**What is expected**
Narrow the data below down to the lines containing "parecido".

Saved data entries
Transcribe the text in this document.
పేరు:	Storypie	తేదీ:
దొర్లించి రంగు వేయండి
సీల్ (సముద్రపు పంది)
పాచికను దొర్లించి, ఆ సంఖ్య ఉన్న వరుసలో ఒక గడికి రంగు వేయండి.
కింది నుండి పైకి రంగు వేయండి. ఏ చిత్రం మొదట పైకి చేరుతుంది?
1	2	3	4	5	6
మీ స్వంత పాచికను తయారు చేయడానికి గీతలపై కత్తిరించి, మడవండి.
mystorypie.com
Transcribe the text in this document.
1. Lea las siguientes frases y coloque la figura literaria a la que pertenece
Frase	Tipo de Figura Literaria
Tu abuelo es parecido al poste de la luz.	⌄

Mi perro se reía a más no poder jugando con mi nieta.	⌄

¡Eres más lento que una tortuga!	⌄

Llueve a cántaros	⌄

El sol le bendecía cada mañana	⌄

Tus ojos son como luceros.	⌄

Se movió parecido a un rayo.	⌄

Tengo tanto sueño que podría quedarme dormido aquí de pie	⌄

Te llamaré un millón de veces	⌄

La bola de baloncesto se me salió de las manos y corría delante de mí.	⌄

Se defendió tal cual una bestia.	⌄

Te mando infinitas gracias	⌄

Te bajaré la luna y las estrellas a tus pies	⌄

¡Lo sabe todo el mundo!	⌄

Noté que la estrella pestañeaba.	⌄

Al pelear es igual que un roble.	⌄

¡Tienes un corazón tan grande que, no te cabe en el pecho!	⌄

==

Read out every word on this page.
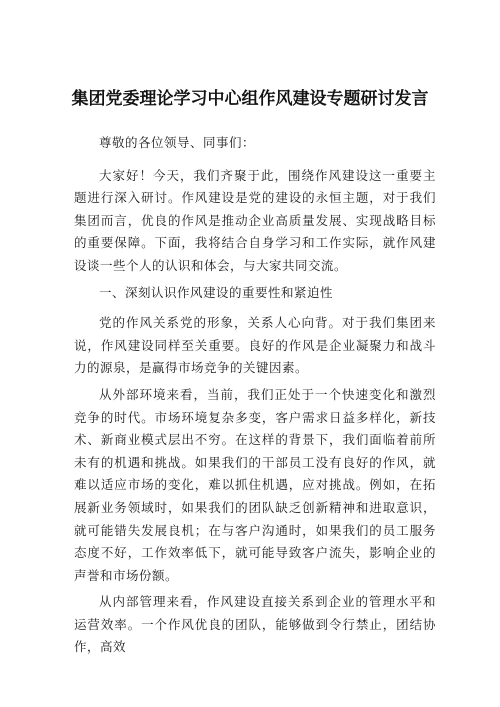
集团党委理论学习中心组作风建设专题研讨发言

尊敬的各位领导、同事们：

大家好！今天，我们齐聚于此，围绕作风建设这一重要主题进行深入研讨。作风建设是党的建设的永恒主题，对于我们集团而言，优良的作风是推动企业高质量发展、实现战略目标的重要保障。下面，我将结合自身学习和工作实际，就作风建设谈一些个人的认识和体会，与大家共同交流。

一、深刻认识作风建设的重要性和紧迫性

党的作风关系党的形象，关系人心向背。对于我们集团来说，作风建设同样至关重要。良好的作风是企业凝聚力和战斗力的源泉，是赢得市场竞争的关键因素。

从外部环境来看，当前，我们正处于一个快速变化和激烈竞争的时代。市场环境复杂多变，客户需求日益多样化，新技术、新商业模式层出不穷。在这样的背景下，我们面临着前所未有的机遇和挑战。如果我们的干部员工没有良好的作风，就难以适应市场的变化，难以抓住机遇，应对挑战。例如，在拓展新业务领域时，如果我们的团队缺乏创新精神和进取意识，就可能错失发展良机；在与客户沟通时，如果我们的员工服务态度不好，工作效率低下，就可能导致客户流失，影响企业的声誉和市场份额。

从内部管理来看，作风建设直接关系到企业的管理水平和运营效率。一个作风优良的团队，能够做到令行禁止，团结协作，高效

**Exercise result**
Tu abuelo es parecido al poste de la luz.	⌄
Se movió parecido a un rayo.	⌄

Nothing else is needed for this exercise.